— start —

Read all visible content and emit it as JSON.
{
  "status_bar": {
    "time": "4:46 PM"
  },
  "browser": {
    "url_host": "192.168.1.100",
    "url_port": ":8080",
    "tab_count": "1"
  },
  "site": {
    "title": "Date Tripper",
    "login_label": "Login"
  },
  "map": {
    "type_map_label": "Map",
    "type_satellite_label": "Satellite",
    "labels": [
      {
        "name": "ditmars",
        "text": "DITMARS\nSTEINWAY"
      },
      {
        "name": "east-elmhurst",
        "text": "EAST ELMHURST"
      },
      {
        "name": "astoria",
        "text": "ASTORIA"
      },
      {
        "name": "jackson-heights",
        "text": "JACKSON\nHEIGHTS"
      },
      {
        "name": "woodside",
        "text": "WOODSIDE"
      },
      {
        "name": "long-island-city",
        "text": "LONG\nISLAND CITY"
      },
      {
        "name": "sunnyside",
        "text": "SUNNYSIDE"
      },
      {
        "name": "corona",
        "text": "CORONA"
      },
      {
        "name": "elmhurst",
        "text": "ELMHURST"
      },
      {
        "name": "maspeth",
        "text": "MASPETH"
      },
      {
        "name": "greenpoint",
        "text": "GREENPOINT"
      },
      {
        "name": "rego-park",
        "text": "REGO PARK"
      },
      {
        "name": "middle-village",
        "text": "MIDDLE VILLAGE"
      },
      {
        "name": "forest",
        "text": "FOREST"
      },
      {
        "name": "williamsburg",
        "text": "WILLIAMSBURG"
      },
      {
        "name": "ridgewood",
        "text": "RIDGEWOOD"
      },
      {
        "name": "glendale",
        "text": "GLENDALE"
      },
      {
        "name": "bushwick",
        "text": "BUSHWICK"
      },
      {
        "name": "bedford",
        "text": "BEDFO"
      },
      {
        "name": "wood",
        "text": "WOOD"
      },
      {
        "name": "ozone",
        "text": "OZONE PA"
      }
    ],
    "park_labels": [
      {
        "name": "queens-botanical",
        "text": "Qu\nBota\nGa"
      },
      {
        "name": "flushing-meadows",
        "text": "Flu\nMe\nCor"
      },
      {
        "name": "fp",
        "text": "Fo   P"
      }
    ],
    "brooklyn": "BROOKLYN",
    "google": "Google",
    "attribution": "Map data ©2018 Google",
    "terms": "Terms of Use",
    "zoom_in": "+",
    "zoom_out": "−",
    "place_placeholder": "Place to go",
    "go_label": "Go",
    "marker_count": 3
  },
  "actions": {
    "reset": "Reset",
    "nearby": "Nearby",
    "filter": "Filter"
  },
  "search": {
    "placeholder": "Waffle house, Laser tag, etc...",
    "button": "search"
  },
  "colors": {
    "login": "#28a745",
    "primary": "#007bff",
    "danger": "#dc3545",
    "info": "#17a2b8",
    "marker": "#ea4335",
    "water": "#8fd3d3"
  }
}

— end —

Given exercise: Word for word, restate all of the data shown above.

Exercise solution:
Read all visible content and emit it as JSON.
{
  "status_bar": {
    "time": "4:46 PM"
  },
  "browser": {
    "url_host": "192.168.1.100",
    "url_port": ":8080",
    "tab_count": "1"
  },
  "site": {
    "title": "Date Tripper",
    "login_label": "Login"
  },
  "map": {
    "type_map_label": "Map",
    "type_satellite_label": "Satellite",
    "labels": [
      {
        "name": "ditmars",
        "text": "DITMARS\nSTEINWAY"
      },
      {
        "name": "east-elmhurst",
        "text": "EAST ELMHURST"
      },
      {
        "name": "astoria",
        "text": "ASTORIA"
      },
      {
        "name": "jackson-heights",
        "text": "JACKSON\nHEIGHTS"
      },
      {
        "name": "woodside",
        "text": "WOODSIDE"
      },
      {
        "name": "long-island-city",
        "text": "LONG\nISLAND CITY"
      },
      {
        "name": "sunnyside",
        "text": "SUNNYSIDE"
      },
      {
        "name": "corona",
        "text": "CORONA"
      },
      {
        "name": "elmhurst",
        "text": "ELMHURST"
      },
      {
        "name": "maspeth",
        "text": "MASPETH"
      },
      {
        "name": "greenpoint",
        "text": "GREENPOINT"
      },
      {
        "name": "rego-park",
        "text": "REGO PARK"
      },
      {
        "name": "middle-village",
        "text": "MIDDLE VILLAGE"
      },
      {
        "name": "forest",
        "text": "FOREST"
      },
      {
        "name": "williamsburg",
        "text": "WILLIAMSBURG"
      },
      {
        "name": "ridgewood",
        "text": "RIDGEWOOD"
      },
      {
        "name": "glendale",
        "text": "GLENDALE"
      },
      {
        "name": "bushwick",
        "text": "BUSHWICK"
      },
      {
        "name": "bedford",
        "text": "BEDFO"
      },
      {
        "name": "wood",
        "text": "WOOD"
      },
      {
        "name": "ozone",
        "text": "OZONE PA"
      }
    ],
    "park_labels": [
      {
        "name": "queens-botanical",
        "text": "Qu\nBota\nGa"
      },
      {
        "name": "flushing-meadows",
        "text": "Flu\nMe\nCor"
      },
      {
        "name": "fp",
        "text": "Fo   P"
      }
    ],
    "brooklyn": "BROOKLYN",
    "google": "Google",
    "attribution": "Map data ©2018 Google",
    "terms": "Terms of Use",
    "zoom_in": "+",
    "zoom_out": "−",
    "place_placeholder": "Place to go",
    "go_label": "Go",
    "marker_count": 3
  },
  "actions": {
    "reset": "Reset",
    "nearby": "Nearby",
    "filter": "Filter"
  },
  "search": {
    "placeholder": "Waffle house, Laser tag, etc...",
    "button": "search"
  },
  "colors": {
    "login": "#28a745",
    "primary": "#007bff",
    "danger": "#dc3545",
    "info": "#17a2b8",
    "marker": "#ea4335",
    "water": "#8fd3d3"
  }
}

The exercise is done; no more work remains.